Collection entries
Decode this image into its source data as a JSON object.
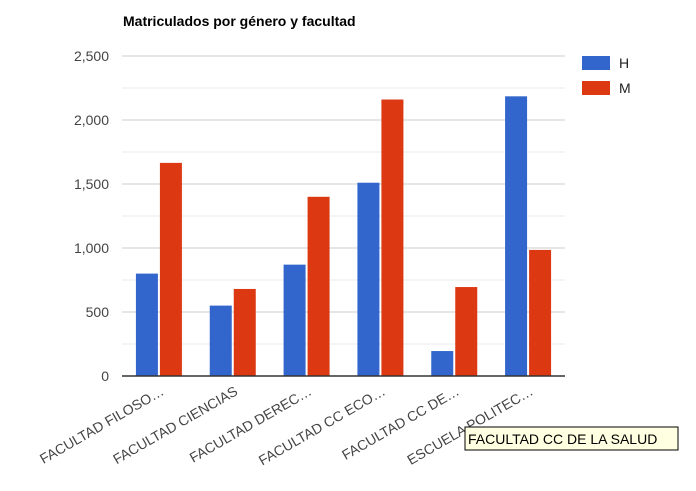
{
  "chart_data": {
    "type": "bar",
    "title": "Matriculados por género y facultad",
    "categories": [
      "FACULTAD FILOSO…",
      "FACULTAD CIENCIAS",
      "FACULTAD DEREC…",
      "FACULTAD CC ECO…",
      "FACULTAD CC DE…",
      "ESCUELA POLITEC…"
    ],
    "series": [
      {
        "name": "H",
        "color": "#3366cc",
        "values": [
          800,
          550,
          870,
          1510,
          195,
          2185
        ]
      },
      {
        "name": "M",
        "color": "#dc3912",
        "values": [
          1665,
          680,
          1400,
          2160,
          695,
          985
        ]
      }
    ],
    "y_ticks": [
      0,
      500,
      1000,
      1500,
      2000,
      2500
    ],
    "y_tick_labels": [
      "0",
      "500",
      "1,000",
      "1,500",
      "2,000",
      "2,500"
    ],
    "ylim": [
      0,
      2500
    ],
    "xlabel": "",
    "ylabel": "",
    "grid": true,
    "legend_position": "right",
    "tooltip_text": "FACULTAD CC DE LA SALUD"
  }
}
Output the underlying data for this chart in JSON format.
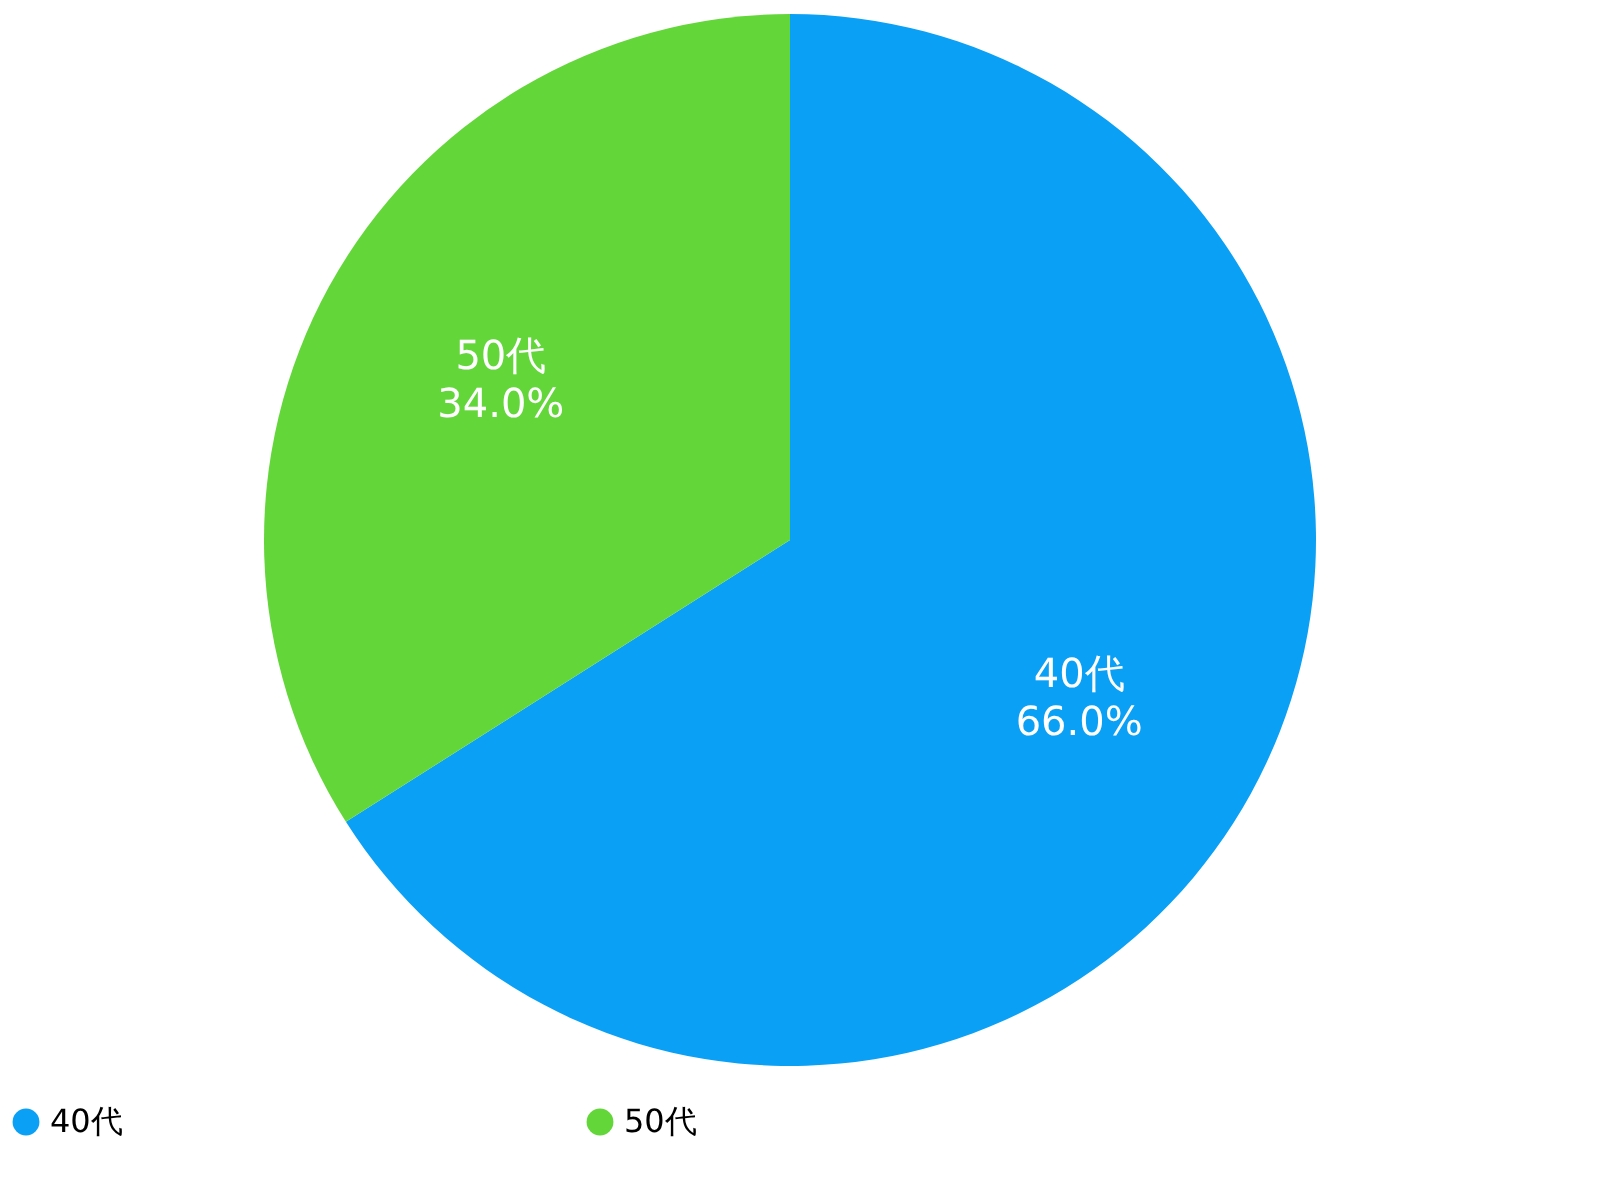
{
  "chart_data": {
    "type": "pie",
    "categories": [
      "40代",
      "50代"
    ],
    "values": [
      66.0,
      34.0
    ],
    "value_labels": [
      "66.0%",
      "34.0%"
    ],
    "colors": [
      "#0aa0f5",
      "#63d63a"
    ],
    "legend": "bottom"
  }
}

## STATED PROBLEM
Quote the records in full and exactly; skip any image.

## COMPLETE ANSWER
Decode this image into its source data as a JSON object.
{
  "chart_data": {
    "type": "bar",
    "title": "Matriculados por género y facultad",
    "categories": [
      "FACULTAD FILOSO…",
      "FACULTAD CIENCIAS",
      "FACULTAD DEREC…",
      "FACULTAD CC ECO…",
      "FACULTAD CC DE…",
      "ESCUELA POLITEC…"
    ],
    "series": [
      {
        "name": "H",
        "color": "#3366cc",
        "values": [
          800,
          550,
          870,
          1510,
          195,
          2185
        ]
      },
      {
        "name": "M",
        "color": "#dc3912",
        "values": [
          1665,
          680,
          1400,
          2160,
          695,
          985
        ]
      }
    ],
    "y_ticks": [
      0,
      500,
      1000,
      1500,
      2000,
      2500
    ],
    "y_tick_labels": [
      "0",
      "500",
      "1,000",
      "1,500",
      "2,000",
      "2,500"
    ],
    "ylim": [
      0,
      2500
    ],
    "xlabel": "",
    "ylabel": "",
    "grid": true,
    "legend_position": "right",
    "tooltip_text": "FACULTAD CC DE LA SALUD"
  }
}
Output the underlying data for this chart in JSON format.
{
  "chart_data": {
    "type": "pie",
    "categories": [
      "40代",
      "50代"
    ],
    "values": [
      66.0,
      34.0
    ],
    "value_labels": [
      "66.0%",
      "34.0%"
    ],
    "colors": [
      "#0aa0f5",
      "#63d63a"
    ],
    "legend": "bottom"
  }
}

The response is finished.